» WHAT THE TASK REQUIRES:
Retype all of the entries word for word.

(Records about charts and figures)
::::::::

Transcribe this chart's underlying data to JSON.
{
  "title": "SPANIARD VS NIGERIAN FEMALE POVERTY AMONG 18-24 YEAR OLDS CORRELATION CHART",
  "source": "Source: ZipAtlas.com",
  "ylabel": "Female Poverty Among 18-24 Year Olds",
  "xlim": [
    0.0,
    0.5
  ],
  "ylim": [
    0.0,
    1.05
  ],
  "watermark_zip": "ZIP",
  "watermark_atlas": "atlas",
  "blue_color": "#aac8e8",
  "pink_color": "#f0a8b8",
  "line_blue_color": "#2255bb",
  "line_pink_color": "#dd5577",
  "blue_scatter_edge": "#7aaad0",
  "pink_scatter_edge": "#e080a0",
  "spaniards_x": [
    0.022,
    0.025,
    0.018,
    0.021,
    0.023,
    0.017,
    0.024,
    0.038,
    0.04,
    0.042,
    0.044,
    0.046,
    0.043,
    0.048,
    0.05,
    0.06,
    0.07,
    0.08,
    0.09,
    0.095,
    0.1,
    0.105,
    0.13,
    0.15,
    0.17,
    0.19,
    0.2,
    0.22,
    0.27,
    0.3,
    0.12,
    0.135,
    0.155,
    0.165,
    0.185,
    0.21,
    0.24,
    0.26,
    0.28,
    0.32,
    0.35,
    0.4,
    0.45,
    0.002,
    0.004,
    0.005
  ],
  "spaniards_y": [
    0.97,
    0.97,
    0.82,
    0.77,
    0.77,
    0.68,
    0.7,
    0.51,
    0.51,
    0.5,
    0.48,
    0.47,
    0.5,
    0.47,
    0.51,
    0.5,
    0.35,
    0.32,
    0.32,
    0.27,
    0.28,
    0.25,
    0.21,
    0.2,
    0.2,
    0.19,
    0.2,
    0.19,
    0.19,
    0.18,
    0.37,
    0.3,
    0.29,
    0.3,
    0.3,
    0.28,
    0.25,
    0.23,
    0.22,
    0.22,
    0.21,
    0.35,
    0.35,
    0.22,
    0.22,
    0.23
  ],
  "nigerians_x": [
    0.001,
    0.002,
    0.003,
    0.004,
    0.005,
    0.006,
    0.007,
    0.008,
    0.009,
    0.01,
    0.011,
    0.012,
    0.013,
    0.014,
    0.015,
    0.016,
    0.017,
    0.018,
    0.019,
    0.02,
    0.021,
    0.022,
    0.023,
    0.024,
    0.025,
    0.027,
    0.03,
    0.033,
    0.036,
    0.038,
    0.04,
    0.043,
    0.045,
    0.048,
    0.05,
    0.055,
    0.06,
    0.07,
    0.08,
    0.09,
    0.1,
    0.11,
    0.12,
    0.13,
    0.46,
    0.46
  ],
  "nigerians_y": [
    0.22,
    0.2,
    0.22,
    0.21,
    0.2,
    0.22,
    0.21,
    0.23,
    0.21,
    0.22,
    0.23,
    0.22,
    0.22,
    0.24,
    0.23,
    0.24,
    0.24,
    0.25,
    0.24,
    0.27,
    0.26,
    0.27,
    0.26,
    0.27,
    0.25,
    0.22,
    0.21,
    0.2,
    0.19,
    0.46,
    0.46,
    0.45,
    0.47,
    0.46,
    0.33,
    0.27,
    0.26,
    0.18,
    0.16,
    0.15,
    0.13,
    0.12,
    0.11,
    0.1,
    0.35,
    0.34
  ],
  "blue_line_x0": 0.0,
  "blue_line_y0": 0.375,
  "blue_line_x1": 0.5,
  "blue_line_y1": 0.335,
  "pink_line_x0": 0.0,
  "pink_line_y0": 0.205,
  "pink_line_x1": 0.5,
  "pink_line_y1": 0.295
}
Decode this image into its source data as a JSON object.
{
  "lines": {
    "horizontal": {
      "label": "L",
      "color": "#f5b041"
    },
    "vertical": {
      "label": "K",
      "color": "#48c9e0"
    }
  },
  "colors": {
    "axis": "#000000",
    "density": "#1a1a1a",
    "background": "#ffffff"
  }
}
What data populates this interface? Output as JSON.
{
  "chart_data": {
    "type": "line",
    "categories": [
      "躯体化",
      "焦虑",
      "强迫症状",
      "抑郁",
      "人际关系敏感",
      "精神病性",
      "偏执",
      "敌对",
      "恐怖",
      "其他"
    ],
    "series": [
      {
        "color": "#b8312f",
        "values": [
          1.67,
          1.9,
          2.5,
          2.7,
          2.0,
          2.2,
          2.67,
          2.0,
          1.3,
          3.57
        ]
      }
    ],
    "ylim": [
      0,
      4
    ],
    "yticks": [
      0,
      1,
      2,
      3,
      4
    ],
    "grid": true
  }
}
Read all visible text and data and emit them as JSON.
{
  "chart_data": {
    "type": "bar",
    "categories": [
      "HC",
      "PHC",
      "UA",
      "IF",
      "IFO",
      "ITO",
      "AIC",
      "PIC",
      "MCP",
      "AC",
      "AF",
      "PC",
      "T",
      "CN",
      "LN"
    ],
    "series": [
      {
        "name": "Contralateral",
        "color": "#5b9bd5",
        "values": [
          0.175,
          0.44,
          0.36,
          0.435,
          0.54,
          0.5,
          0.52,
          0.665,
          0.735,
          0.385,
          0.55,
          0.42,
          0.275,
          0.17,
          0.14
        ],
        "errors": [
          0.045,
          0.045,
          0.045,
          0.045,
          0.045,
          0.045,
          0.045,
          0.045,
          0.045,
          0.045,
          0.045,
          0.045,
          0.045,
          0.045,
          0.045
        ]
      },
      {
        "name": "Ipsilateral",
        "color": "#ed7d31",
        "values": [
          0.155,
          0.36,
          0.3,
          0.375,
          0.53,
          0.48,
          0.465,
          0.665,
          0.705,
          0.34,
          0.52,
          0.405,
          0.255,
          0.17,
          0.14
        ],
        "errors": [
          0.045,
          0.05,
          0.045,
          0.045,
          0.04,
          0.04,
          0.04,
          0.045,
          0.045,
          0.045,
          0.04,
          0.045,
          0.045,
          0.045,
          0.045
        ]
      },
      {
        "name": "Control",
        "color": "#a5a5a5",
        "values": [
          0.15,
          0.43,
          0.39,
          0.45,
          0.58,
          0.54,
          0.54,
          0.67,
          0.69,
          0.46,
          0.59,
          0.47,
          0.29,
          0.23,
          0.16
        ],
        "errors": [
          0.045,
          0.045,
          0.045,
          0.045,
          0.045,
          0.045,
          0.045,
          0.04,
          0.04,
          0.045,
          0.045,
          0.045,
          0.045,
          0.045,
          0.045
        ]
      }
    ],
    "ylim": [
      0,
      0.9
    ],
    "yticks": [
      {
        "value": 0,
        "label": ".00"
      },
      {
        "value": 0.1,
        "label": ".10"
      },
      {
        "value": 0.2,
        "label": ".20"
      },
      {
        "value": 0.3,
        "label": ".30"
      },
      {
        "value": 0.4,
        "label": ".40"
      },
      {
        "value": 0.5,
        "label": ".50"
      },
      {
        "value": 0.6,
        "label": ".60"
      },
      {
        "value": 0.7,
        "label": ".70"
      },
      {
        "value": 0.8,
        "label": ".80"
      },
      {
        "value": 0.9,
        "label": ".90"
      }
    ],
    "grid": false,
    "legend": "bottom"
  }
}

::::::::

» REPLY TO THE TASK:
Transcribe this chart's underlying data to JSON.
{
  "title": "SPANIARD VS NIGERIAN FEMALE POVERTY AMONG 18-24 YEAR OLDS CORRELATION CHART",
  "source": "Source: ZipAtlas.com",
  "ylabel": "Female Poverty Among 18-24 Year Olds",
  "xlim": [
    0.0,
    0.5
  ],
  "ylim": [
    0.0,
    1.05
  ],
  "watermark_zip": "ZIP",
  "watermark_atlas": "atlas",
  "blue_color": "#aac8e8",
  "pink_color": "#f0a8b8",
  "line_blue_color": "#2255bb",
  "line_pink_color": "#dd5577",
  "blue_scatter_edge": "#7aaad0",
  "pink_scatter_edge": "#e080a0",
  "spaniards_x": [
    0.022,
    0.025,
    0.018,
    0.021,
    0.023,
    0.017,
    0.024,
    0.038,
    0.04,
    0.042,
    0.044,
    0.046,
    0.043,
    0.048,
    0.05,
    0.06,
    0.07,
    0.08,
    0.09,
    0.095,
    0.1,
    0.105,
    0.13,
    0.15,
    0.17,
    0.19,
    0.2,
    0.22,
    0.27,
    0.3,
    0.12,
    0.135,
    0.155,
    0.165,
    0.185,
    0.21,
    0.24,
    0.26,
    0.28,
    0.32,
    0.35,
    0.4,
    0.45,
    0.002,
    0.004,
    0.005
  ],
  "spaniards_y": [
    0.97,
    0.97,
    0.82,
    0.77,
    0.77,
    0.68,
    0.7,
    0.51,
    0.51,
    0.5,
    0.48,
    0.47,
    0.5,
    0.47,
    0.51,
    0.5,
    0.35,
    0.32,
    0.32,
    0.27,
    0.28,
    0.25,
    0.21,
    0.2,
    0.2,
    0.19,
    0.2,
    0.19,
    0.19,
    0.18,
    0.37,
    0.3,
    0.29,
    0.3,
    0.3,
    0.28,
    0.25,
    0.23,
    0.22,
    0.22,
    0.21,
    0.35,
    0.35,
    0.22,
    0.22,
    0.23
  ],
  "nigerians_x": [
    0.001,
    0.002,
    0.003,
    0.004,
    0.005,
    0.006,
    0.007,
    0.008,
    0.009,
    0.01,
    0.011,
    0.012,
    0.013,
    0.014,
    0.015,
    0.016,
    0.017,
    0.018,
    0.019,
    0.02,
    0.021,
    0.022,
    0.023,
    0.024,
    0.025,
    0.027,
    0.03,
    0.033,
    0.036,
    0.038,
    0.04,
    0.043,
    0.045,
    0.048,
    0.05,
    0.055,
    0.06,
    0.07,
    0.08,
    0.09,
    0.1,
    0.11,
    0.12,
    0.13,
    0.46,
    0.46
  ],
  "nigerians_y": [
    0.22,
    0.2,
    0.22,
    0.21,
    0.2,
    0.22,
    0.21,
    0.23,
    0.21,
    0.22,
    0.23,
    0.22,
    0.22,
    0.24,
    0.23,
    0.24,
    0.24,
    0.25,
    0.24,
    0.27,
    0.26,
    0.27,
    0.26,
    0.27,
    0.25,
    0.22,
    0.21,
    0.2,
    0.19,
    0.46,
    0.46,
    0.45,
    0.47,
    0.46,
    0.33,
    0.27,
    0.26,
    0.18,
    0.16,
    0.15,
    0.13,
    0.12,
    0.11,
    0.1,
    0.35,
    0.34
  ],
  "blue_line_x0": 0.0,
  "blue_line_y0": 0.375,
  "blue_line_x1": 0.5,
  "blue_line_y1": 0.335,
  "pink_line_x0": 0.0,
  "pink_line_y0": 0.205,
  "pink_line_x1": 0.5,
  "pink_line_y1": 0.295
}
Decode this image into its source data as a JSON object.
{
  "lines": {
    "horizontal": {
      "label": "L",
      "color": "#f5b041"
    },
    "vertical": {
      "label": "K",
      "color": "#48c9e0"
    }
  },
  "colors": {
    "axis": "#000000",
    "density": "#1a1a1a",
    "background": "#ffffff"
  }
}
What data populates this interface? Output as JSON.
{
  "chart_data": {
    "type": "line",
    "categories": [
      "躯体化",
      "焦虑",
      "强迫症状",
      "抑郁",
      "人际关系敏感",
      "精神病性",
      "偏执",
      "敌对",
      "恐怖",
      "其他"
    ],
    "series": [
      {
        "color": "#b8312f",
        "values": [
          1.67,
          1.9,
          2.5,
          2.7,
          2.0,
          2.2,
          2.67,
          2.0,
          1.3,
          3.57
        ]
      }
    ],
    "ylim": [
      0,
      4
    ],
    "yticks": [
      0,
      1,
      2,
      3,
      4
    ],
    "grid": true
  }
}
Read all visible text and data and emit them as JSON.
{
  "chart_data": {
    "type": "bar",
    "categories": [
      "HC",
      "PHC",
      "UA",
      "IF",
      "IFO",
      "ITO",
      "AIC",
      "PIC",
      "MCP",
      "AC",
      "AF",
      "PC",
      "T",
      "CN",
      "LN"
    ],
    "series": [
      {
        "name": "Contralateral",
        "color": "#5b9bd5",
        "values": [
          0.175,
          0.44,
          0.36,
          0.435,
          0.54,
          0.5,
          0.52,
          0.665,
          0.735,
          0.385,
          0.55,
          0.42,
          0.275,
          0.17,
          0.14
        ],
        "errors": [
          0.045,
          0.045,
          0.045,
          0.045,
          0.045,
          0.045,
          0.045,
          0.045,
          0.045,
          0.045,
          0.045,
          0.045,
          0.045,
          0.045,
          0.045
        ]
      },
      {
        "name": "Ipsilateral",
        "color": "#ed7d31",
        "values": [
          0.155,
          0.36,
          0.3,
          0.375,
          0.53,
          0.48,
          0.465,
          0.665,
          0.705,
          0.34,
          0.52,
          0.405,
          0.255,
          0.17,
          0.14
        ],
        "errors": [
          0.045,
          0.05,
          0.045,
          0.045,
          0.04,
          0.04,
          0.04,
          0.045,
          0.045,
          0.045,
          0.04,
          0.045,
          0.045,
          0.045,
          0.045
        ]
      },
      {
        "name": "Control",
        "color": "#a5a5a5",
        "values": [
          0.15,
          0.43,
          0.39,
          0.45,
          0.58,
          0.54,
          0.54,
          0.67,
          0.69,
          0.46,
          0.59,
          0.47,
          0.29,
          0.23,
          0.16
        ],
        "errors": [
          0.045,
          0.045,
          0.045,
          0.045,
          0.045,
          0.045,
          0.045,
          0.04,
          0.04,
          0.045,
          0.045,
          0.045,
          0.045,
          0.045,
          0.045
        ]
      }
    ],
    "ylim": [
      0,
      0.9
    ],
    "yticks": [
      {
        "value": 0,
        "label": ".00"
      },
      {
        "value": 0.1,
        "label": ".10"
      },
      {
        "value": 0.2,
        "label": ".20"
      },
      {
        "value": 0.3,
        "label": ".30"
      },
      {
        "value": 0.4,
        "label": ".40"
      },
      {
        "value": 0.5,
        "label": ".50"
      },
      {
        "value": 0.6,
        "label": ".60"
      },
      {
        "value": 0.7,
        "label": ".70"
      },
      {
        "value": 0.8,
        "label": ".80"
      },
      {
        "value": 0.9,
        "label": ".90"
      }
    ],
    "grid": false,
    "legend": "bottom"
  }
}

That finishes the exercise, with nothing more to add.